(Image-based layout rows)
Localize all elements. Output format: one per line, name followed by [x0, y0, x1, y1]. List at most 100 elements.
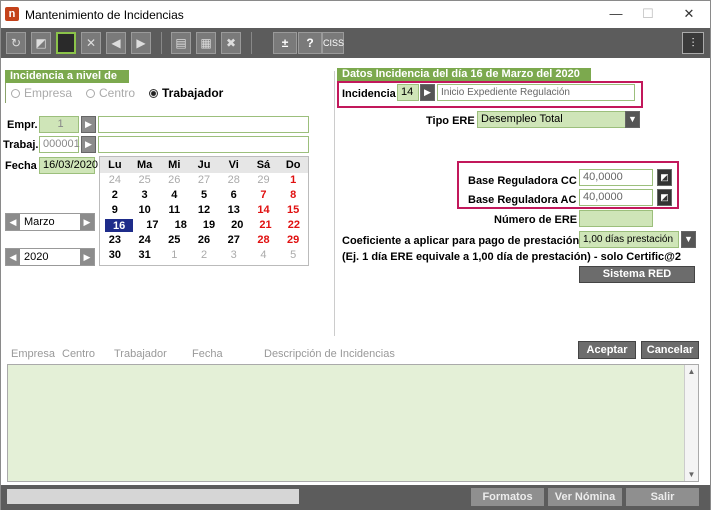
calendar-day[interactable]: 27	[189, 173, 219, 188]
calendar-day[interactable]: 29	[278, 233, 308, 248]
calendar-day[interactable]: 28	[249, 233, 279, 248]
incidencias-list[interactable]: ▲ ▼	[7, 364, 699, 482]
next-icon[interactable]: ▶	[131, 32, 151, 54]
plus-minus-icon[interactable]: ±	[273, 32, 297, 54]
fecha-field[interactable]: 16/03/2020	[39, 157, 98, 174]
numero-ere-field[interactable]	[579, 210, 653, 227]
calendar-day[interactable]: 19	[195, 218, 223, 233]
calendar-day[interactable]: 25	[130, 173, 160, 188]
tipo-ere-select[interactable]: Desempleo Total	[477, 111, 640, 128]
formatos-button[interactable]: Formatos	[471, 488, 544, 506]
calendar-day[interactable]: 31	[130, 248, 160, 263]
select-icon[interactable]	[56, 32, 76, 54]
calendar-day[interactable]: 20	[223, 218, 251, 233]
settings-sliders-icon[interactable]: ⫶	[682, 32, 704, 54]
radio-empresa[interactable]: Empresa	[11, 86, 72, 100]
calendar-day[interactable]: 5	[189, 188, 219, 203]
calendar-day[interactable]: 1	[159, 248, 189, 263]
coeficiente-select[interactable]: 1,00 días prestación	[579, 231, 679, 248]
maximize-button[interactable]: ☐	[637, 5, 659, 23]
prev-icon[interactable]: ◀	[106, 32, 126, 54]
empr-field[interactable]: 1	[39, 116, 79, 133]
calendar-day[interactable]: 27	[219, 233, 249, 248]
radio-trabajador[interactable]: Trabajador	[149, 86, 223, 100]
document-icon[interactable]: ▦	[196, 32, 216, 54]
cancelar-button[interactable]: Cancelar	[641, 341, 699, 359]
calendar-day[interactable]: 7	[249, 188, 279, 203]
empr-name-field[interactable]	[98, 116, 309, 133]
year-next-icon[interactable]: ▶	[80, 249, 94, 265]
calendar-day[interactable]: 12	[189, 203, 219, 218]
col-descripcion: Descripción de Incidencias	[264, 348, 395, 360]
ver-nomina-button[interactable]: Ver Nómina	[548, 488, 622, 506]
calendar-day[interactable]: 3	[130, 188, 160, 203]
calendar-day[interactable]: 8	[278, 188, 308, 203]
calendar-day[interactable]: 28	[219, 173, 249, 188]
sistema-red-button[interactable]: Sistema RED	[579, 266, 695, 283]
ciss-icon[interactable]: CISS	[322, 32, 344, 54]
toolbar: ↻ ◩ ✕ ◀ ▶ ▤ ▦ ✖ ± ? CISS ⫶	[1, 28, 710, 58]
print-icon[interactable]: ▤	[171, 32, 191, 54]
calendar-day[interactable]: 25	[159, 233, 189, 248]
month-prev-icon[interactable]: ◀	[6, 214, 20, 230]
base-ac-edit-icon[interactable]: ◩	[657, 189, 672, 206]
month-next-icon[interactable]: ▶	[80, 214, 94, 230]
base-cc-edit-icon[interactable]: ◩	[657, 169, 672, 186]
calendar-day[interactable]: 23	[100, 233, 130, 248]
help-icon[interactable]: ?	[298, 32, 322, 54]
calendar-day[interactable]: 24	[130, 233, 160, 248]
list-scrollbar[interactable]: ▲ ▼	[684, 365, 698, 481]
calendar-day[interactable]: 14	[249, 203, 279, 218]
trabaj-lookup-button[interactable]: ▶	[81, 136, 96, 153]
close-button[interactable]: ✕	[678, 5, 700, 23]
calendar-day[interactable]: 16	[105, 219, 134, 232]
scroll-up-icon[interactable]: ▲	[685, 365, 698, 378]
minimize-button[interactable]: —	[605, 5, 627, 23]
coeficiente-dropdown-icon[interactable]: ▼	[681, 231, 696, 248]
delete-icon[interactable]: ✕	[81, 32, 101, 54]
calendar-day[interactable]: 4	[159, 188, 189, 203]
calendar-day[interactable]: 9	[100, 203, 130, 218]
calendar-day[interactable]: 30	[100, 248, 130, 263]
calendar-day[interactable]: 5	[278, 248, 308, 263]
trabaj-field[interactable]: 000001	[39, 136, 80, 153]
base-ac-field[interactable]: 40,0000	[579, 189, 653, 206]
calendar-day[interactable]: 26	[189, 233, 219, 248]
calendar-day[interactable]: 29	[249, 173, 279, 188]
calendar-day[interactable]: 13	[219, 203, 249, 218]
calendar-day[interactable]: 22	[280, 218, 308, 233]
calendar-day[interactable]: 4	[249, 248, 279, 263]
calendar-day[interactable]: 21	[251, 218, 279, 233]
calendar-day[interactable]: 10	[130, 203, 160, 218]
calendar-day[interactable]: 11	[159, 203, 189, 218]
incidencia-desc-field[interactable]: Inicio Expediente Regulación	[437, 84, 635, 101]
aceptar-button[interactable]: Aceptar	[578, 341, 636, 359]
calendar-day[interactable]: 2	[189, 248, 219, 263]
calendar-day[interactable]: 6	[219, 188, 249, 203]
scroll-down-icon[interactable]: ▼	[685, 468, 698, 481]
calendar-day[interactable]: 2	[100, 188, 130, 203]
base-cc-field[interactable]: 40,0000	[579, 169, 653, 186]
radio-centro[interactable]: Centro	[86, 86, 135, 100]
excel-icon[interactable]: ✖	[221, 32, 241, 54]
calendar-day[interactable]: 26	[159, 173, 189, 188]
calendar-day[interactable]: 18	[167, 218, 195, 233]
calendar-day[interactable]: 15	[278, 203, 308, 218]
calendar-day[interactable]: 17	[138, 218, 166, 233]
refresh-icon[interactable]: ↻	[6, 32, 26, 54]
calendar-day[interactable]: 1	[278, 173, 308, 188]
tipo-ere-dropdown-icon[interactable]: ▼	[625, 111, 640, 128]
empr-lookup-button[interactable]: ▶	[81, 116, 96, 133]
incidencia-lookup-button[interactable]: ▶	[420, 84, 435, 101]
incidencia-code-field[interactable]: 14	[397, 84, 419, 101]
trabaj-name-field[interactable]	[98, 136, 309, 153]
weekday-header: Lu	[108, 159, 122, 171]
year-prev-icon[interactable]: ◀	[6, 249, 20, 265]
year-selector[interactable]: ◀ 2020 ▶	[5, 248, 95, 266]
calendar-day[interactable]: 24	[100, 173, 130, 188]
month-selector[interactable]: ◀ Marzo ▶	[5, 213, 95, 231]
edit-icon[interactable]: ◩	[31, 32, 51, 54]
calendar-day[interactable]: 3	[219, 248, 249, 263]
salir-button[interactable]: Salir	[626, 488, 699, 506]
col-fecha: Fecha	[192, 348, 223, 360]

• [What is expected]: Please copy the rows word for word, beginning with the line that contains "173, 219, 188]" and continuing through the line that contains "32, 76, 54]", with both of those lines included.

• [Result of the exercise]:
calendar-day[interactable]: 27	[189, 173, 219, 188]
calendar-day[interactable]: 29	[278, 233, 308, 248]
calendar-day[interactable]: 28	[249, 233, 279, 248]
incidencias-list[interactable]: ▲ ▼	[7, 364, 699, 482]
next-icon[interactable]: ▶	[131, 32, 151, 54]
plus-minus-icon[interactable]: ±	[273, 32, 297, 54]
fecha-field[interactable]: 16/03/2020	[39, 157, 98, 174]
numero-ere-field[interactable]	[579, 210, 653, 227]
calendar-day[interactable]: 19	[195, 218, 223, 233]
calendar-day[interactable]: 25	[130, 173, 160, 188]
tipo-ere-select[interactable]: Desempleo Total	[477, 111, 640, 128]
formatos-button[interactable]: Formatos	[471, 488, 544, 506]
calendar-day[interactable]: 31	[130, 248, 160, 263]
select-icon[interactable]	[56, 32, 76, 54]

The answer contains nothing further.